> **Problem details**
Please collect every line in the material below that contains the string "trendline", copying each such line in full.

Labeled region entries:
## BEGIN

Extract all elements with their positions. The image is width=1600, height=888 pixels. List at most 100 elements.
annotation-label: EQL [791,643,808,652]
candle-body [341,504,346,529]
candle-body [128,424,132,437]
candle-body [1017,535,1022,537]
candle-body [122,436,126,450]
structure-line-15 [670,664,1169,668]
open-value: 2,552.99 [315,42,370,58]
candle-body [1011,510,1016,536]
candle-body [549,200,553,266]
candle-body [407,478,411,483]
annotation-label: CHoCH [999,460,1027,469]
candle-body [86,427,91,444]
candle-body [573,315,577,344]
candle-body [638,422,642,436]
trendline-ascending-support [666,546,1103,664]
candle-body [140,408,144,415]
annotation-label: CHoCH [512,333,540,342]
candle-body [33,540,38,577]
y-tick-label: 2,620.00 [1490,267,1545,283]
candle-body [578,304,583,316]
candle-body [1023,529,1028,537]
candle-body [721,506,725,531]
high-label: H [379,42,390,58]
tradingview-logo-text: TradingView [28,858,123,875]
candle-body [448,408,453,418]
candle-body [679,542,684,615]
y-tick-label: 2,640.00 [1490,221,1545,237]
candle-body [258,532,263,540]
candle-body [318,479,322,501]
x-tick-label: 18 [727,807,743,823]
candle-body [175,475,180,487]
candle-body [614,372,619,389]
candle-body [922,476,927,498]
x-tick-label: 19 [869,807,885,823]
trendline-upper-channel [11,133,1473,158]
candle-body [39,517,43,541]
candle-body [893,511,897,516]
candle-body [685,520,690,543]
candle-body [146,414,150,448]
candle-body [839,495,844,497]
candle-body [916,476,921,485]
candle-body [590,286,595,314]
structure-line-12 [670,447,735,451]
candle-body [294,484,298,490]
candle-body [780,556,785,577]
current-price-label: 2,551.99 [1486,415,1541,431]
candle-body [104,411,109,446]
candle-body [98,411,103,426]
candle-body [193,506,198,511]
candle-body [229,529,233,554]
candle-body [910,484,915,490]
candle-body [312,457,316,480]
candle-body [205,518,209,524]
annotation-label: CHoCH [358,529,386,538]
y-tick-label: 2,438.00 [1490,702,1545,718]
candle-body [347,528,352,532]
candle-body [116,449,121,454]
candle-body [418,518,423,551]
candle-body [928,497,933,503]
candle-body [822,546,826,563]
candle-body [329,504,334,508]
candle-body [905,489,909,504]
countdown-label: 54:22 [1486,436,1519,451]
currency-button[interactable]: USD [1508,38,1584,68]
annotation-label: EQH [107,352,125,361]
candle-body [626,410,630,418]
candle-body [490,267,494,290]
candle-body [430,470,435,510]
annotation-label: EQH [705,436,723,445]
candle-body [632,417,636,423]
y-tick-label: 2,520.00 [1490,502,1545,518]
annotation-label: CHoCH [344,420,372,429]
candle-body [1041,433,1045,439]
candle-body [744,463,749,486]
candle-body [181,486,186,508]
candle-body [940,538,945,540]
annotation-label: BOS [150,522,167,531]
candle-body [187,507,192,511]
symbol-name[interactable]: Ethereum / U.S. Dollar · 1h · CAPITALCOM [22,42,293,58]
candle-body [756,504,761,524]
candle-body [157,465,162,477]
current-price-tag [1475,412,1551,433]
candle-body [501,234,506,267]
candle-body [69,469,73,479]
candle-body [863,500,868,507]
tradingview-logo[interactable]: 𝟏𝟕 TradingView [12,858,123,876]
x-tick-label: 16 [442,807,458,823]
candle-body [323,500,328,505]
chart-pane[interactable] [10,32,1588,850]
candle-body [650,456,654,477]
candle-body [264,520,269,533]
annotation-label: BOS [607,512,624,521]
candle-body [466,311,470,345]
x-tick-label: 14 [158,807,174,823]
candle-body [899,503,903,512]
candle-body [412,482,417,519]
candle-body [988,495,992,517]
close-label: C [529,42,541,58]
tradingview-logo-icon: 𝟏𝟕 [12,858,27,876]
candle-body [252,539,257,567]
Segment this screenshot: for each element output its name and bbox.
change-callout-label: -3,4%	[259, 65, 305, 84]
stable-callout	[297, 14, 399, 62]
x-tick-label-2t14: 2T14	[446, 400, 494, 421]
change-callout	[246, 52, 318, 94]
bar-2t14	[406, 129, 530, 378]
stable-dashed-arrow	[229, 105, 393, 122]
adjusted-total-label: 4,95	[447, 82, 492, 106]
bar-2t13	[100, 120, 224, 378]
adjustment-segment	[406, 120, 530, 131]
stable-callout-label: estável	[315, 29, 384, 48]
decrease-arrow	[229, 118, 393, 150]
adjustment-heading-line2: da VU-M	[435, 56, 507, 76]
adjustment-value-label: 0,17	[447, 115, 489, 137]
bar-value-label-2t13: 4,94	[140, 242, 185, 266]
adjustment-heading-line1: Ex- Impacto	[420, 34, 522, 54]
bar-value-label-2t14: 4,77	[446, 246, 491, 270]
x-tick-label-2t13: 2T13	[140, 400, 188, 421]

## END

> **Correct response**
trendline-ascending-support [666,546,1103,664]
trendline-upper-channel [11,133,1473,158]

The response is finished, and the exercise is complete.